* _Input rows_
_ _ _ _ _

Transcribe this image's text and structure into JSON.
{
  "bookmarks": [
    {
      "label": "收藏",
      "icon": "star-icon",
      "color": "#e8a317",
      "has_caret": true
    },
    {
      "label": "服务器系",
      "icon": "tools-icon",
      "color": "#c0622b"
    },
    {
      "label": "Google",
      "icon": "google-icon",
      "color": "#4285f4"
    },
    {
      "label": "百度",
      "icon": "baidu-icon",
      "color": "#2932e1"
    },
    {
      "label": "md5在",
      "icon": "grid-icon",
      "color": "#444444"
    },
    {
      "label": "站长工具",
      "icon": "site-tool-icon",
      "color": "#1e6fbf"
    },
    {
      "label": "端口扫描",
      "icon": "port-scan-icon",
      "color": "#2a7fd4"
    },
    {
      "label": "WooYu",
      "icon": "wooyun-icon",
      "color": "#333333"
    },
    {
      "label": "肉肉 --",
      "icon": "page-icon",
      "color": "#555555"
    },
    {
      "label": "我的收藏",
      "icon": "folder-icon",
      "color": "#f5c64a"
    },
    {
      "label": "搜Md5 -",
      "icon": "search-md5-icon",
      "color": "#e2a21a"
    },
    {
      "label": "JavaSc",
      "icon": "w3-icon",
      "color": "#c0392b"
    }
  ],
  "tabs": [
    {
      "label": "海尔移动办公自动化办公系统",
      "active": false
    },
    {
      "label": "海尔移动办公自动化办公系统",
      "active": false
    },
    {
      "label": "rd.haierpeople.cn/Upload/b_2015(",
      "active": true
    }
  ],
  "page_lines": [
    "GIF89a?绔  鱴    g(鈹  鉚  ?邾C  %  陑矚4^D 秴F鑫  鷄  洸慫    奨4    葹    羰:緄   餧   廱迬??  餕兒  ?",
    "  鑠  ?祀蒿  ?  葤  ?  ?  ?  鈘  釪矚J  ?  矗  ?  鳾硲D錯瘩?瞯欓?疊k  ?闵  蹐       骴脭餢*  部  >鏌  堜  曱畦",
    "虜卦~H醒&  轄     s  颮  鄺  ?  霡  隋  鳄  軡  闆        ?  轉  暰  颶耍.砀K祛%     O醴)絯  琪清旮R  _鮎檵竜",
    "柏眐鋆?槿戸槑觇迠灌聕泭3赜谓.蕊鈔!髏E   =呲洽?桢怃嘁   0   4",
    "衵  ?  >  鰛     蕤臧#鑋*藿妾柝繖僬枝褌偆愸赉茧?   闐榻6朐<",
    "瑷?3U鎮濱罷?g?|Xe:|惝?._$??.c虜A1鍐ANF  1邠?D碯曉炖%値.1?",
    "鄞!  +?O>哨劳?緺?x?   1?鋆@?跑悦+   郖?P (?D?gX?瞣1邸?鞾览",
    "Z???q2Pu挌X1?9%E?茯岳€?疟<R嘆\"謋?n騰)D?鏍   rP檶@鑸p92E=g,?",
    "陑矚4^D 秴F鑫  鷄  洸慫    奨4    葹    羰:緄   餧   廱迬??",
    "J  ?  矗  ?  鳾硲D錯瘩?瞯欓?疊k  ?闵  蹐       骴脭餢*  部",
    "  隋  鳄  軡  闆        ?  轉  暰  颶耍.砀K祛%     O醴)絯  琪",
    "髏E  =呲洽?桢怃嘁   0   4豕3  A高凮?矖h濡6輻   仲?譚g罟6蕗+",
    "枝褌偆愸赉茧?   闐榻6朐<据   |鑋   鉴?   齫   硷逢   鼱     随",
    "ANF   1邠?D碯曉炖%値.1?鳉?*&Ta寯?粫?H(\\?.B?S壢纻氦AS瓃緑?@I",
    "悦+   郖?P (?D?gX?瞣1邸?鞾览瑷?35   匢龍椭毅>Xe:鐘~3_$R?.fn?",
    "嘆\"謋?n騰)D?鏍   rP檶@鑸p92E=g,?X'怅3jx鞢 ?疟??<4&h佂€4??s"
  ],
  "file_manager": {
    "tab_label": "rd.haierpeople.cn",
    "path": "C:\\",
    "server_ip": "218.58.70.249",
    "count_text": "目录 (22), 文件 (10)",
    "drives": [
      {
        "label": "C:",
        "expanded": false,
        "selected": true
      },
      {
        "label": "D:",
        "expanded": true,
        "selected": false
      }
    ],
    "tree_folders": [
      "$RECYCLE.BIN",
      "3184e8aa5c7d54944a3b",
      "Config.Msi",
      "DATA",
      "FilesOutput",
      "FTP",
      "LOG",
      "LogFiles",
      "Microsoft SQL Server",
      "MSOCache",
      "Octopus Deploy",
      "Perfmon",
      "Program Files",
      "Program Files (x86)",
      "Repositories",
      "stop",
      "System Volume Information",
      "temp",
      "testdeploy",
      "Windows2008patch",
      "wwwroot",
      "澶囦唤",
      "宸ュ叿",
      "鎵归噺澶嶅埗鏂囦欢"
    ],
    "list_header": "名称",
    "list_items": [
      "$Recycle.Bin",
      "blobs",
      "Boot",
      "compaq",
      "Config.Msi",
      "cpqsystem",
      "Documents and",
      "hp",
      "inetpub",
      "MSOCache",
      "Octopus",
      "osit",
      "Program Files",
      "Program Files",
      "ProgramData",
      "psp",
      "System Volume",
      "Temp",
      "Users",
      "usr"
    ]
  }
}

_ _ _ _ _

Pull out every line of the records above that contains the word "false".

      "active": false
      "active": false
        "expanded": false,
        "selected": false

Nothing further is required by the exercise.